## What the task requires
Give the number of lines in the listing below that include the word "this", with nothing more.
---------- Record excerpts ----------
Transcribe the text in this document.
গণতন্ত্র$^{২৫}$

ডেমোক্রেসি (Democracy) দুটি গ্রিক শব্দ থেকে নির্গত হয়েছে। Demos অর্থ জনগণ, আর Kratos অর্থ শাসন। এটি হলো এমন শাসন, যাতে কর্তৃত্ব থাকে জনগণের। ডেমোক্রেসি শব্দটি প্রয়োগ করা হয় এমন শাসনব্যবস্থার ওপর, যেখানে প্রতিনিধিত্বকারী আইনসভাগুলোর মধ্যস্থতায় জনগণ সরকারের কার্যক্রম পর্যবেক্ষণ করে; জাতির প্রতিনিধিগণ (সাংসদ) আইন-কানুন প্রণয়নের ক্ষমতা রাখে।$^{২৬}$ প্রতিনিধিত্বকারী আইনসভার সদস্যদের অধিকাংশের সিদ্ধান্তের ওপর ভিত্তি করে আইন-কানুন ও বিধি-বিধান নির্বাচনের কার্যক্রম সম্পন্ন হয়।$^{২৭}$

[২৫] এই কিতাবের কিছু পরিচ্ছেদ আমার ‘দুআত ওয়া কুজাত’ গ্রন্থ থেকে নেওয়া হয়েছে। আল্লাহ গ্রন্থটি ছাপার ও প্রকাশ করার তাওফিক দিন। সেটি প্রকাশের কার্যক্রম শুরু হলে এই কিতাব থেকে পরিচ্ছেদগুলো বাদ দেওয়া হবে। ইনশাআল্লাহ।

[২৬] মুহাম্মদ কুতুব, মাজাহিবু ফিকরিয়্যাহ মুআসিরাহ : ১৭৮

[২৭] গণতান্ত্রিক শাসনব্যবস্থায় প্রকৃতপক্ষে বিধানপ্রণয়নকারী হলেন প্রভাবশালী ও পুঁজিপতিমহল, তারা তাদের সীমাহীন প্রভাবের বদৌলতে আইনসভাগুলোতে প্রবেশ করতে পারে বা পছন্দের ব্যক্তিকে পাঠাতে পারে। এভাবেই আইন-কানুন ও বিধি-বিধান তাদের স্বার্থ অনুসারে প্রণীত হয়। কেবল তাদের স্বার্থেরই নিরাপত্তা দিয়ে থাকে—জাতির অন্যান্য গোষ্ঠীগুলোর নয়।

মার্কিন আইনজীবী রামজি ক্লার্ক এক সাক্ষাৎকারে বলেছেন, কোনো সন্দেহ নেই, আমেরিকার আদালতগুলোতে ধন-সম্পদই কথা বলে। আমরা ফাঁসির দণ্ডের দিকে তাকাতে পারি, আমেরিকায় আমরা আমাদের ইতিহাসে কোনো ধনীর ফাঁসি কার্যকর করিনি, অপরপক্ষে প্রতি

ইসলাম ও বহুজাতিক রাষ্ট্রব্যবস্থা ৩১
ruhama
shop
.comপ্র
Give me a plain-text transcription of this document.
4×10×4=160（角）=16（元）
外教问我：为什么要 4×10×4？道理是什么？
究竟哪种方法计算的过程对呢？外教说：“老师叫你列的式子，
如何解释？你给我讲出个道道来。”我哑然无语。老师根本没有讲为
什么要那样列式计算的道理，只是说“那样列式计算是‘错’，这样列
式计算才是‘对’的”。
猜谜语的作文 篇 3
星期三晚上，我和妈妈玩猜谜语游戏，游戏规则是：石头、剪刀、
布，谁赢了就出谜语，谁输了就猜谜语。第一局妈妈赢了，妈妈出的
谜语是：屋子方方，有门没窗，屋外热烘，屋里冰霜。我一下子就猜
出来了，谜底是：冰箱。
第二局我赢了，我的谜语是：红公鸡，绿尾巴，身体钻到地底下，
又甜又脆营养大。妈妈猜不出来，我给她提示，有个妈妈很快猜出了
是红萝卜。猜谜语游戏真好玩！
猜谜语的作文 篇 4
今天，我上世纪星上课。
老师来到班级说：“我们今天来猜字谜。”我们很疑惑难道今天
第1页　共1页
----------
## Exercise response
2